WRITTEN INSTRUCTION →
Work out how many lines in the listing below include the word "bonus"; answer with the number alone.

RECORDS TO PROCESS →
* Begin *
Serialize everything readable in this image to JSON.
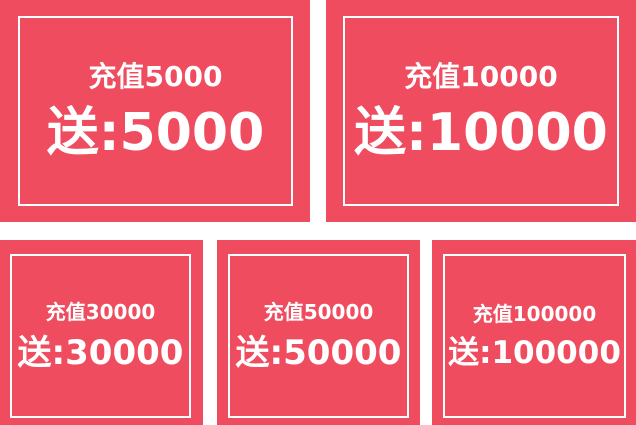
{
  "colors": {
    "card_background": "#ef4c5f",
    "frame_border": "#ffffff",
    "text": "#ffffff",
    "page_background": "#ffffff"
  },
  "cards": [
    {
      "recharge": "充值5000",
      "bonus": "送:5000"
    },
    {
      "recharge": "充值10000",
      "bonus": "送:10000"
    },
    {
      "recharge": "充值30000",
      "bonus": "送:30000"
    },
    {
      "recharge": "充值50000",
      "bonus": "送:50000"
    },
    {
      "recharge": "充值100000",
      "bonus": "送:100000"
    }
  ]
}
* End *
REPLY TO THE TASK →
5